:: Task goal ::
Will you output the entries below exactly, skipping every image they contain?

___

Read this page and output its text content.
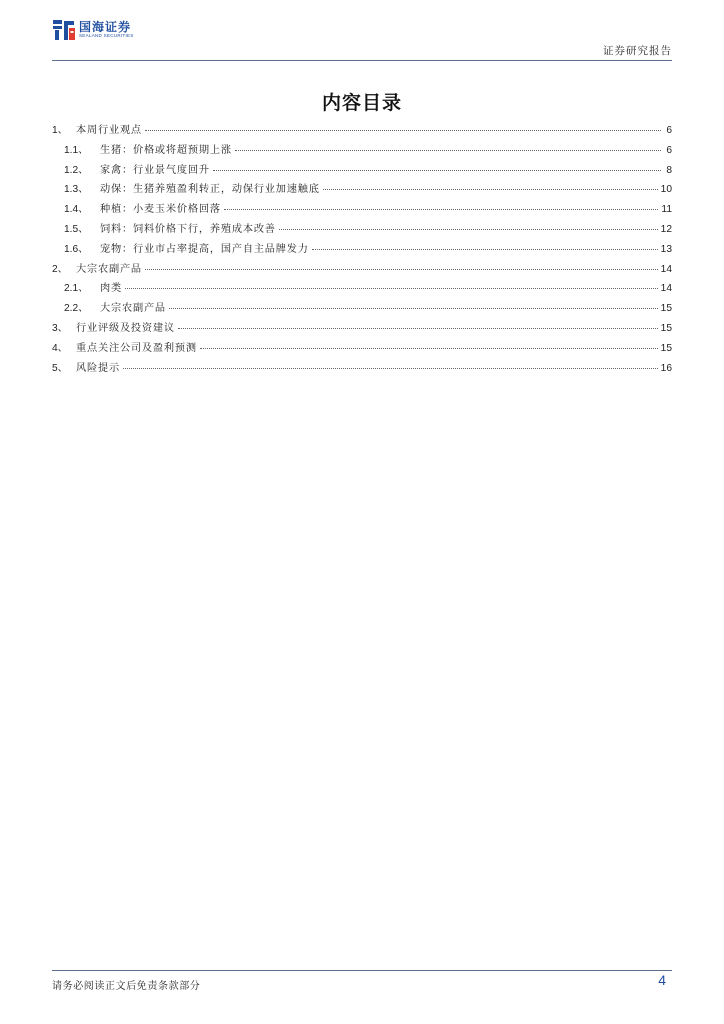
国海证券
SEALAND SECURITIES
证券研究报告
内容目录
1、 本周行业观点	6
1.1、	生猪：价格或将超预期上涨	6
1.2、	家禽：行业景气度回升	8
1.3、	动保：生猪养殖盈利转正，动保行业加速触底	10
1.4、	种植：小麦玉米价格回落	11
1.5、	饲料：饲料价格下行，养殖成本改善	12
1.6、	宠物：行业市占率提高，国产自主品牌发力	13
2、 大宗农副产品	14
2.1、	肉类	14
2.2、	大宗农副产品	15
3、 行业评级及投资建议	15
4、 重点关注公司及盈利预测	15
5、 风险提示	16
请务必阅读正文后免责条款部分	4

___

:: Finished answer ::
Read this page and output its text content.
国海证券
SEALAND SECURITIES
证券研究报告
内容目录
1、 本周行业观点	6
1.1、	生猪：价格或将超预期上涨	6
1.2、	家禽：行业景气度回升	8
1.3、	动保：生猪养殖盈利转正，动保行业加速触底	10
1.4、	种植：小麦玉米价格回落	11
1.5、	饲料：饲料价格下行，养殖成本改善	12
1.6、	宠物：行业市占率提高，国产自主品牌发力	13
2、 大宗农副产品	14
2.1、	肉类	14
2.2、	大宗农副产品	15
3、 行业评级及投资建议	15
4、 重点关注公司及盈利预测	15
5、 风险提示	16
请务必阅读正文后免责条款部分	4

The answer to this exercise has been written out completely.